Information shown
--- START ---
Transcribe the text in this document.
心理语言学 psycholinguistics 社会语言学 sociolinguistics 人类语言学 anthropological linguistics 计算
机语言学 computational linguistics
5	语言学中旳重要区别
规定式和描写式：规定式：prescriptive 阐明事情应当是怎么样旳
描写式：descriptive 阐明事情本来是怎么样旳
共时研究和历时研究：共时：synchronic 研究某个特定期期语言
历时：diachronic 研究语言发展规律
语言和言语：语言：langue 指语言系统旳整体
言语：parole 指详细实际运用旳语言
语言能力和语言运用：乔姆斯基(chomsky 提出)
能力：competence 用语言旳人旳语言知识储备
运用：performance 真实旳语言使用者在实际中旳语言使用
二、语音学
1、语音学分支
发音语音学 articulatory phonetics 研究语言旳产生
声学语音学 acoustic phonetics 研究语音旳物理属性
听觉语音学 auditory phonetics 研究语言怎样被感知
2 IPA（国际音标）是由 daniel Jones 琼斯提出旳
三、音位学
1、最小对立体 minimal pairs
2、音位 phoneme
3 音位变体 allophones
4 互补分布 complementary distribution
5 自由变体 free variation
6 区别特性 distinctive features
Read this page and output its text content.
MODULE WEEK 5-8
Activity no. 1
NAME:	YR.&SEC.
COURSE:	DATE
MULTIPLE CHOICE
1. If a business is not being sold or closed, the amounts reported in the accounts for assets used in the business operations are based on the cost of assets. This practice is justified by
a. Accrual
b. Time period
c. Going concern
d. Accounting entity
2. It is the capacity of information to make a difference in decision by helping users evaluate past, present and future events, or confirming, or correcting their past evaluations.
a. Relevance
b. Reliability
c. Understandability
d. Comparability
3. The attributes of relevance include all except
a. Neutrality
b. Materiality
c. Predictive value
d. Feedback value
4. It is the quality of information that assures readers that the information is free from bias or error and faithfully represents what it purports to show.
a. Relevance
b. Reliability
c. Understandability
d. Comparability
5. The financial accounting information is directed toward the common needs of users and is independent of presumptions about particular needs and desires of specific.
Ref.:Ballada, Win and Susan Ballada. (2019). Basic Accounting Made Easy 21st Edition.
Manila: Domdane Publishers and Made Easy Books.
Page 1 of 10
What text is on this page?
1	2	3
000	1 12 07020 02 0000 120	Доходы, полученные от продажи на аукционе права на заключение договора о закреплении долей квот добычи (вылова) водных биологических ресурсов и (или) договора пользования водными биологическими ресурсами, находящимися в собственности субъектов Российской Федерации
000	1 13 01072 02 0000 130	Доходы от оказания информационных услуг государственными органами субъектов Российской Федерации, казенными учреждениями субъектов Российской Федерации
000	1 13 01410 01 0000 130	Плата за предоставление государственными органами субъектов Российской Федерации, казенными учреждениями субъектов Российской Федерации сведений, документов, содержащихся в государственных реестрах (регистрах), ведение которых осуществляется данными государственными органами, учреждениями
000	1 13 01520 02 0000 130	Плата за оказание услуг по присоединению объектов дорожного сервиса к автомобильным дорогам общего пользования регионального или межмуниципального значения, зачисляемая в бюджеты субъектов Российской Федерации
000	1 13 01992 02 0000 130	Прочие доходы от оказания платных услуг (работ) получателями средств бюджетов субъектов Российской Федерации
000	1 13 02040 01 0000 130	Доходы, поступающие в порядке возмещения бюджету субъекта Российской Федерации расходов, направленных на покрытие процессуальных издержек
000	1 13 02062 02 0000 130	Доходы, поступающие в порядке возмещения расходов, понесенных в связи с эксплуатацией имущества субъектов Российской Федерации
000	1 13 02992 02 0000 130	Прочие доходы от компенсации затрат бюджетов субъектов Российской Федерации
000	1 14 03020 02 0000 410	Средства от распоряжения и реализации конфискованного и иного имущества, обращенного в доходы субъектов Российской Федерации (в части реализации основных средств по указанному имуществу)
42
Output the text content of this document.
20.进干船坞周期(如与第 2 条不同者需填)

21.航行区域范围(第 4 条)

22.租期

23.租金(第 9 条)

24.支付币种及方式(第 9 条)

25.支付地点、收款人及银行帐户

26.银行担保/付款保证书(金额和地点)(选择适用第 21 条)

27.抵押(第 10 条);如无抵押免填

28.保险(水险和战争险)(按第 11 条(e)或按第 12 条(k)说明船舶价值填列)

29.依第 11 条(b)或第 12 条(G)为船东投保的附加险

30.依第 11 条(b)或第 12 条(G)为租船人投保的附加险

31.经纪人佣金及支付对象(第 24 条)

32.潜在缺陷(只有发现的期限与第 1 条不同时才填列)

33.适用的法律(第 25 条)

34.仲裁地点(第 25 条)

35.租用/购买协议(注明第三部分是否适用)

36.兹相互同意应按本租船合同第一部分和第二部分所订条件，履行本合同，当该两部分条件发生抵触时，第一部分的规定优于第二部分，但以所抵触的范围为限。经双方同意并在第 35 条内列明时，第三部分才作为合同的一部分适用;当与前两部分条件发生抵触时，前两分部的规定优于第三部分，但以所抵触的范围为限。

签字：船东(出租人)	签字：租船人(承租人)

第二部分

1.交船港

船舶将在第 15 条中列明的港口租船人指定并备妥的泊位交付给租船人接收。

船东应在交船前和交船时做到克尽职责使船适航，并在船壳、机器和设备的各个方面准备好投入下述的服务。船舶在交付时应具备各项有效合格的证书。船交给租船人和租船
--- END ---
Requirements
Reproduce each entry above exactly, keeping every word.

Solution
Transcribe the text in this document.
心理语言学 psycholinguistics 社会语言学 sociolinguistics 人类语言学 anthropological linguistics 计算
机语言学 computational linguistics
5	语言学中旳重要区别
规定式和描写式：规定式：prescriptive 阐明事情应当是怎么样旳
描写式：descriptive 阐明事情本来是怎么样旳
共时研究和历时研究：共时：synchronic 研究某个特定期期语言
历时：diachronic 研究语言发展规律
语言和言语：语言：langue 指语言系统旳整体
言语：parole 指详细实际运用旳语言
语言能力和语言运用：乔姆斯基(chomsky 提出)
能力：competence 用语言旳人旳语言知识储备
运用：performance 真实旳语言使用者在实际中旳语言使用
二、语音学
1、语音学分支
发音语音学 articulatory phonetics 研究语言旳产生
声学语音学 acoustic phonetics 研究语音旳物理属性
听觉语音学 auditory phonetics 研究语言怎样被感知
2 IPA（国际音标）是由 daniel Jones 琼斯提出旳
三、音位学
1、最小对立体 minimal pairs
2、音位 phoneme
3 音位变体 allophones
4 互补分布 complementary distribution
5 自由变体 free variation
6 区别特性 distinctive features
Read this page and output its text content.
MODULE WEEK 5-8
Activity no. 1
NAME:	YR.&SEC.
COURSE:	DATE
MULTIPLE CHOICE
1. If a business is not being sold or closed, the amounts reported in the accounts for assets used in the business operations are based on the cost of assets. This practice is justified by
a. Accrual
b. Time period
c. Going concern
d. Accounting entity
2. It is the capacity of information to make a difference in decision by helping users evaluate past, present and future events, or confirming, or correcting their past evaluations.
a. Relevance
b. Reliability
c. Understandability
d. Comparability
3. The attributes of relevance include all except
a. Neutrality
b. Materiality
c. Predictive value
d. Feedback value
4. It is the quality of information that assures readers that the information is free from bias or error and faithfully represents what it purports to show.
a. Relevance
b. Reliability
c. Understandability
d. Comparability
5. The financial accounting information is directed toward the common needs of users and is independent of presumptions about particular needs and desires of specific.
Ref.:Ballada, Win and Susan Ballada. (2019). Basic Accounting Made Easy 21st Edition.
Manila: Domdane Publishers and Made Easy Books.
Page 1 of 10
What text is on this page?
1	2	3
000	1 12 07020 02 0000 120	Доходы, полученные от продажи на аукционе права на заключение договора о закреплении долей квот добычи (вылова) водных биологических ресурсов и (или) договора пользования водными биологическими ресурсами, находящимися в собственности субъектов Российской Федерации
000	1 13 01072 02 0000 130	Доходы от оказания информационных услуг государственными органами субъектов Российской Федерации, казенными учреждениями субъектов Российской Федерации
000	1 13 01410 01 0000 130	Плата за предоставление государственными органами субъектов Российской Федерации, казенными учреждениями субъектов Российской Федерации сведений, документов, содержащихся в государственных реестрах (регистрах), ведение которых осуществляется данными государственными органами, учреждениями
000	1 13 01520 02 0000 130	Плата за оказание услуг по присоединению объектов дорожного сервиса к автомобильным дорогам общего пользования регионального или межмуниципального значения, зачисляемая в бюджеты субъектов Российской Федерации
000	1 13 01992 02 0000 130	Прочие доходы от оказания платных услуг (работ) получателями средств бюджетов субъектов Российской Федерации
000	1 13 02040 01 0000 130	Доходы, поступающие в порядке возмещения бюджету субъекта Российской Федерации расходов, направленных на покрытие процессуальных издержек
000	1 13 02062 02 0000 130	Доходы, поступающие в порядке возмещения расходов, понесенных в связи с эксплуатацией имущества субъектов Российской Федерации
000	1 13 02992 02 0000 130	Прочие доходы от компенсации затрат бюджетов субъектов Российской Федерации
000	1 14 03020 02 0000 410	Средства от распоряжения и реализации конфискованного и иного имущества, обращенного в доходы субъектов Российской Федерации (в части реализации основных средств по указанному имуществу)
42
Output the text content of this document.
20.进干船坞周期(如与第 2 条不同者需填)

21.航行区域范围(第 4 条)

22.租期

23.租金(第 9 条)

24.支付币种及方式(第 9 条)

25.支付地点、收款人及银行帐户

26.银行担保/付款保证书(金额和地点)(选择适用第 21 条)

27.抵押(第 10 条);如无抵押免填

28.保险(水险和战争险)(按第 11 条(e)或按第 12 条(k)说明船舶价值填列)

29.依第 11 条(b)或第 12 条(G)为船东投保的附加险

30.依第 11 条(b)或第 12 条(G)为租船人投保的附加险

31.经纪人佣金及支付对象(第 24 条)

32.潜在缺陷(只有发现的期限与第 1 条不同时才填列)

33.适用的法律(第 25 条)

34.仲裁地点(第 25 条)

35.租用/购买协议(注明第三部分是否适用)

36.兹相互同意应按本租船合同第一部分和第二部分所订条件，履行本合同，当该两部分条件发生抵触时，第一部分的规定优于第二部分，但以所抵触的范围为限。经双方同意并在第 35 条内列明时，第三部分才作为合同的一部分适用;当与前两部分条件发生抵触时，前两分部的规定优于第三部分，但以所抵触的范围为限。

签字：船东(出租人)	签字：租船人(承租人)

第二部分

1.交船港

船舶将在第 15 条中列明的港口租船人指定并备妥的泊位交付给租船人接收。

船东应在交船前和交船时做到克尽职责使船适航，并在船壳、机器和设备的各个方面准备好投入下述的服务。船舶在交付时应具备各项有效合格的证书。船交给租船人和租船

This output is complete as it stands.